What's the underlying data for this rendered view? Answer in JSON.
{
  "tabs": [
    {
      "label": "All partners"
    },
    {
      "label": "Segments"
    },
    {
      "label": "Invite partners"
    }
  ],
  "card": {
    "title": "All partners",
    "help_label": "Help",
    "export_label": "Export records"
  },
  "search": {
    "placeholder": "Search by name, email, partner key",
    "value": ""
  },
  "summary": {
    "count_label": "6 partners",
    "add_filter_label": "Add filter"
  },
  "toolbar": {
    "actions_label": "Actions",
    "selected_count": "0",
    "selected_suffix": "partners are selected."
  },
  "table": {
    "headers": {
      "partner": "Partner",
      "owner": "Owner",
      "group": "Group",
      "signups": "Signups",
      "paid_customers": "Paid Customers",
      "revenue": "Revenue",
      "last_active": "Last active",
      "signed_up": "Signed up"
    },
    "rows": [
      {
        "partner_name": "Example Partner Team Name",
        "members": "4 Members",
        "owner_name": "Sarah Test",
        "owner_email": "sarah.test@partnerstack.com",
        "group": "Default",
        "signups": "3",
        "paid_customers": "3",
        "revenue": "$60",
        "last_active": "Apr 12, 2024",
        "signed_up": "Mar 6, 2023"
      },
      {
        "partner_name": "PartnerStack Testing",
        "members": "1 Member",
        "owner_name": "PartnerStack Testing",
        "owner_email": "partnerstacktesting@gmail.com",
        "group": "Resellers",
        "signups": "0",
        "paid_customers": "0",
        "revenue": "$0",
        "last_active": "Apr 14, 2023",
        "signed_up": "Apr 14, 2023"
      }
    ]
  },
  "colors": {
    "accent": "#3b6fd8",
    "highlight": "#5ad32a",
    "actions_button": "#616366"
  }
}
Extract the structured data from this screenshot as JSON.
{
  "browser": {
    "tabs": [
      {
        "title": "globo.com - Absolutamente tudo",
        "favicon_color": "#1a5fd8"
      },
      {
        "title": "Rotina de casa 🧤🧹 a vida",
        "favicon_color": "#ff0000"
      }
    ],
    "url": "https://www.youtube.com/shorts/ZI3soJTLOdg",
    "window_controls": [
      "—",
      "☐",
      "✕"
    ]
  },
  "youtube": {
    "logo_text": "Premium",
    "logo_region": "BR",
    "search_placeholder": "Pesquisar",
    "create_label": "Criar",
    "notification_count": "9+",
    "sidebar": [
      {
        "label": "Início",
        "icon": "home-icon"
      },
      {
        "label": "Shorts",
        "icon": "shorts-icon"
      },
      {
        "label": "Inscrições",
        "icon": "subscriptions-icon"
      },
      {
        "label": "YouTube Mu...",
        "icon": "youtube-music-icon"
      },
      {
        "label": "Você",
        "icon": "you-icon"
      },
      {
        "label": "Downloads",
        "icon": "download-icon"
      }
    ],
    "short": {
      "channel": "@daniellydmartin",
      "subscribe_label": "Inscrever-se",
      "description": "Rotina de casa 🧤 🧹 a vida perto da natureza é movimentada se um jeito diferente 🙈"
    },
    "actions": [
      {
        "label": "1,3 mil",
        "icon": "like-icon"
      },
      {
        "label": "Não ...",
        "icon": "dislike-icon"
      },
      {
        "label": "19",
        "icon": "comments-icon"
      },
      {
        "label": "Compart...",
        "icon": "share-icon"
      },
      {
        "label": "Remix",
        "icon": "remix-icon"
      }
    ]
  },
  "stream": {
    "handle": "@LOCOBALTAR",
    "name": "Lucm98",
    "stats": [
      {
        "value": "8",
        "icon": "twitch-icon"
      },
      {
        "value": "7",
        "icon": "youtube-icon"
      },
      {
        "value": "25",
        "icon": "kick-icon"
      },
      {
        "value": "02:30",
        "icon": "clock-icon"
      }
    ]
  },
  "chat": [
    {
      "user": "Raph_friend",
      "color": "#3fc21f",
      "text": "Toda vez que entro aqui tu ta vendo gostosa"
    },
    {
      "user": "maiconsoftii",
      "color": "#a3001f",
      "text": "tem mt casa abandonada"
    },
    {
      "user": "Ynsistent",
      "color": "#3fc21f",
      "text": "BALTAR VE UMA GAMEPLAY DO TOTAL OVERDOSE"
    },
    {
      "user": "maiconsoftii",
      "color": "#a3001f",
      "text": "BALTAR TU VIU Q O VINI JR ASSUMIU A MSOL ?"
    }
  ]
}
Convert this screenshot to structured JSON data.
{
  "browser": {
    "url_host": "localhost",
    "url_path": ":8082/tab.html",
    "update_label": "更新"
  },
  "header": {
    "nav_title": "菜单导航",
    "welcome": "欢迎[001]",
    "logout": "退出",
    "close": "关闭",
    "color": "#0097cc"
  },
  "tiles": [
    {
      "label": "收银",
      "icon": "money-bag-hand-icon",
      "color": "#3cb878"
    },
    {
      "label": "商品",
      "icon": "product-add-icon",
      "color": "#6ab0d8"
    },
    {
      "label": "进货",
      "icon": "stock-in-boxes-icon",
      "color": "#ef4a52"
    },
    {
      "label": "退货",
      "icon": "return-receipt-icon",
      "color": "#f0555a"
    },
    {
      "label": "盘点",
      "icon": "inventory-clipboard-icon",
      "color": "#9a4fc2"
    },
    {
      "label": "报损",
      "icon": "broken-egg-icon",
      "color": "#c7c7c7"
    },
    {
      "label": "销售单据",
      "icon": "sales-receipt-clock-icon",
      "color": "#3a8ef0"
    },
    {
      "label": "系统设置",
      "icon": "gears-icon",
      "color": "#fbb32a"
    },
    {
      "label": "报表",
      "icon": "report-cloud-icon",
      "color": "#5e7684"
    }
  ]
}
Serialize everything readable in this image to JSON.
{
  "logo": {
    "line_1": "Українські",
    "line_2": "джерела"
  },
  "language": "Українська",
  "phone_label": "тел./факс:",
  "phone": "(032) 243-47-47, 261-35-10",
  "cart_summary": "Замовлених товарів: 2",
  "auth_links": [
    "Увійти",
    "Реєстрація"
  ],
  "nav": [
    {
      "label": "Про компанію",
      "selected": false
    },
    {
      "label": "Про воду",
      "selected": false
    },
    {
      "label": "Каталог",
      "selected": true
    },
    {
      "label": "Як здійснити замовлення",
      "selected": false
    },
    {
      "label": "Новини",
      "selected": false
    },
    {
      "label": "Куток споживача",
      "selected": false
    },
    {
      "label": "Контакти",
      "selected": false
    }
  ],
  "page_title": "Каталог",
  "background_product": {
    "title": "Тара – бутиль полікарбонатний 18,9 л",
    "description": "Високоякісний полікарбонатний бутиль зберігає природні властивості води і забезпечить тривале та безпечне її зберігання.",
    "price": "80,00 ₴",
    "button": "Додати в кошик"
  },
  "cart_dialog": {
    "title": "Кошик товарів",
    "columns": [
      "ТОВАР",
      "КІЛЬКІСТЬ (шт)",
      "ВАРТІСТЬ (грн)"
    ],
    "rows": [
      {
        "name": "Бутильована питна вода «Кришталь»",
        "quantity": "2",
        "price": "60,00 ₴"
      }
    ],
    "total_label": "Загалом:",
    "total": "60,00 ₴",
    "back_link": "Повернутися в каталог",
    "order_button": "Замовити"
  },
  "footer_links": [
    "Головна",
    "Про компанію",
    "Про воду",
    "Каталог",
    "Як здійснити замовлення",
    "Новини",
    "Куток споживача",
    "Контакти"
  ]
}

+-------+

# WHAT TO DO
Quote each line of the listing above exactly.

# TASK OUTPUT
What's the underlying data for this rendered view? Answer in JSON.
{
  "tabs": [
    {
      "label": "All partners"
    },
    {
      "label": "Segments"
    },
    {
      "label": "Invite partners"
    }
  ],
  "card": {
    "title": "All partners",
    "help_label": "Help",
    "export_label": "Export records"
  },
  "search": {
    "placeholder": "Search by name, email, partner key",
    "value": ""
  },
  "summary": {
    "count_label": "6 partners",
    "add_filter_label": "Add filter"
  },
  "toolbar": {
    "actions_label": "Actions",
    "selected_count": "0",
    "selected_suffix": "partners are selected."
  },
  "table": {
    "headers": {
      "partner": "Partner",
      "owner": "Owner",
      "group": "Group",
      "signups": "Signups",
      "paid_customers": "Paid Customers",
      "revenue": "Revenue",
      "last_active": "Last active",
      "signed_up": "Signed up"
    },
    "rows": [
      {
        "partner_name": "Example Partner Team Name",
        "members": "4 Members",
        "owner_name": "Sarah Test",
        "owner_email": "sarah.test@partnerstack.com",
        "group": "Default",
        "signups": "3",
        "paid_customers": "3",
        "revenue": "$60",
        "last_active": "Apr 12, 2024",
        "signed_up": "Mar 6, 2023"
      },
      {
        "partner_name": "PartnerStack Testing",
        "members": "1 Member",
        "owner_name": "PartnerStack Testing",
        "owner_email": "partnerstacktesting@gmail.com",
        "group": "Resellers",
        "signups": "0",
        "paid_customers": "0",
        "revenue": "$0",
        "last_active": "Apr 14, 2023",
        "signed_up": "Apr 14, 2023"
      }
    ]
  },
  "colors": {
    "accent": "#3b6fd8",
    "highlight": "#5ad32a",
    "actions_button": "#616366"
  }
}
Extract the structured data from this screenshot as JSON.
{
  "browser": {
    "tabs": [
      {
        "title": "globo.com - Absolutamente tudo",
        "favicon_color": "#1a5fd8"
      },
      {
        "title": "Rotina de casa 🧤🧹 a vida",
        "favicon_color": "#ff0000"
      }
    ],
    "url": "https://www.youtube.com/shorts/ZI3soJTLOdg",
    "window_controls": [
      "—",
      "☐",
      "✕"
    ]
  },
  "youtube": {
    "logo_text": "Premium",
    "logo_region": "BR",
    "search_placeholder": "Pesquisar",
    "create_label": "Criar",
    "notification_count": "9+",
    "sidebar": [
      {
        "label": "Início",
        "icon": "home-icon"
      },
      {
        "label": "Shorts",
        "icon": "shorts-icon"
      },
      {
        "label": "Inscrições",
        "icon": "subscriptions-icon"
      },
      {
        "label": "YouTube Mu...",
        "icon": "youtube-music-icon"
      },
      {
        "label": "Você",
        "icon": "you-icon"
      },
      {
        "label": "Downloads",
        "icon": "download-icon"
      }
    ],
    "short": {
      "channel": "@daniellydmartin",
      "subscribe_label": "Inscrever-se",
      "description": "Rotina de casa 🧤 🧹 a vida perto da natureza é movimentada se um jeito diferente 🙈"
    },
    "actions": [
      {
        "label": "1,3 mil",
        "icon": "like-icon"
      },
      {
        "label": "Não ...",
        "icon": "dislike-icon"
      },
      {
        "label": "19",
        "icon": "comments-icon"
      },
      {
        "label": "Compart...",
        "icon": "share-icon"
      },
      {
        "label": "Remix",
        "icon": "remix-icon"
      }
    ]
  },
  "stream": {
    "handle": "@LOCOBALTAR",
    "name": "Lucm98",
    "stats": [
      {
        "value": "8",
        "icon": "twitch-icon"
      },
      {
        "value": "7",
        "icon": "youtube-icon"
      },
      {
        "value": "25",
        "icon": "kick-icon"
      },
      {
        "value": "02:30",
        "icon": "clock-icon"
      }
    ]
  },
  "chat": [
    {
      "user": "Raph_friend",
      "color": "#3fc21f",
      "text": "Toda vez que entro aqui tu ta vendo gostosa"
    },
    {
      "user": "maiconsoftii",
      "color": "#a3001f",
      "text": "tem mt casa abandonada"
    },
    {
      "user": "Ynsistent",
      "color": "#3fc21f",
      "text": "BALTAR VE UMA GAMEPLAY DO TOTAL OVERDOSE"
    },
    {
      "user": "maiconsoftii",
      "color": "#a3001f",
      "text": "BALTAR TU VIU Q O VINI JR ASSUMIU A MSOL ?"
    }
  ]
}
Convert this screenshot to structured JSON data.
{
  "browser": {
    "url_host": "localhost",
    "url_path": ":8082/tab.html",
    "update_label": "更新"
  },
  "header": {
    "nav_title": "菜单导航",
    "welcome": "欢迎[001]",
    "logout": "退出",
    "close": "关闭",
    "color": "#0097cc"
  },
  "tiles": [
    {
      "label": "收银",
      "icon": "money-bag-hand-icon",
      "color": "#3cb878"
    },
    {
      "label": "商品",
      "icon": "product-add-icon",
      "color": "#6ab0d8"
    },
    {
      "label": "进货",
      "icon": "stock-in-boxes-icon",
      "color": "#ef4a52"
    },
    {
      "label": "退货",
      "icon": "return-receipt-icon",
      "color": "#f0555a"
    },
    {
      "label": "盘点",
      "icon": "inventory-clipboard-icon",
      "color": "#9a4fc2"
    },
    {
      "label": "报损",
      "icon": "broken-egg-icon",
      "color": "#c7c7c7"
    },
    {
      "label": "销售单据",
      "icon": "sales-receipt-clock-icon",
      "color": "#3a8ef0"
    },
    {
      "label": "系统设置",
      "icon": "gears-icon",
      "color": "#fbb32a"
    },
    {
      "label": "报表",
      "icon": "report-cloud-icon",
      "color": "#5e7684"
    }
  ]
}
Serialize everything readable in this image to JSON.
{
  "logo": {
    "line_1": "Українські",
    "line_2": "джерела"
  },
  "language": "Українська",
  "phone_label": "тел./факс:",
  "phone": "(032) 243-47-47, 261-35-10",
  "cart_summary": "Замовлених товарів: 2",
  "auth_links": [
    "Увійти",
    "Реєстрація"
  ],
  "nav": [
    {
      "label": "Про компанію",
      "selected": false
    },
    {
      "label": "Про воду",
      "selected": false
    },
    {
      "label": "Каталог",
      "selected": true
    },
    {
      "label": "Як здійснити замовлення",
      "selected": false
    },
    {
      "label": "Новини",
      "selected": false
    },
    {
      "label": "Куток споживача",
      "selected": false
    },
    {
      "label": "Контакти",
      "selected": false
    }
  ],
  "page_title": "Каталог",
  "background_product": {
    "title": "Тара – бутиль полікарбонатний 18,9 л",
    "description": "Високоякісний полікарбонатний бутиль зберігає природні властивості води і забезпечить тривале та безпечне її зберігання.",
    "price": "80,00 ₴",
    "button": "Додати в кошик"
  },
  "cart_dialog": {
    "title": "Кошик товарів",
    "columns": [
      "ТОВАР",
      "КІЛЬКІСТЬ (шт)",
      "ВАРТІСТЬ (грн)"
    ],
    "rows": [
      {
        "name": "Бутильована питна вода «Кришталь»",
        "quantity": "2",
        "price": "60,00 ₴"
      }
    ],
    "total_label": "Загалом:",
    "total": "60,00 ₴",
    "back_link": "Повернутися в каталог",
    "order_button": "Замовити"
  },
  "footer_links": [
    "Головна",
    "Про компанію",
    "Про воду",
    "Каталог",
    "Як здійснити замовлення",
    "Новини",
    "Куток споживача",
    "Контакти"
  ]
}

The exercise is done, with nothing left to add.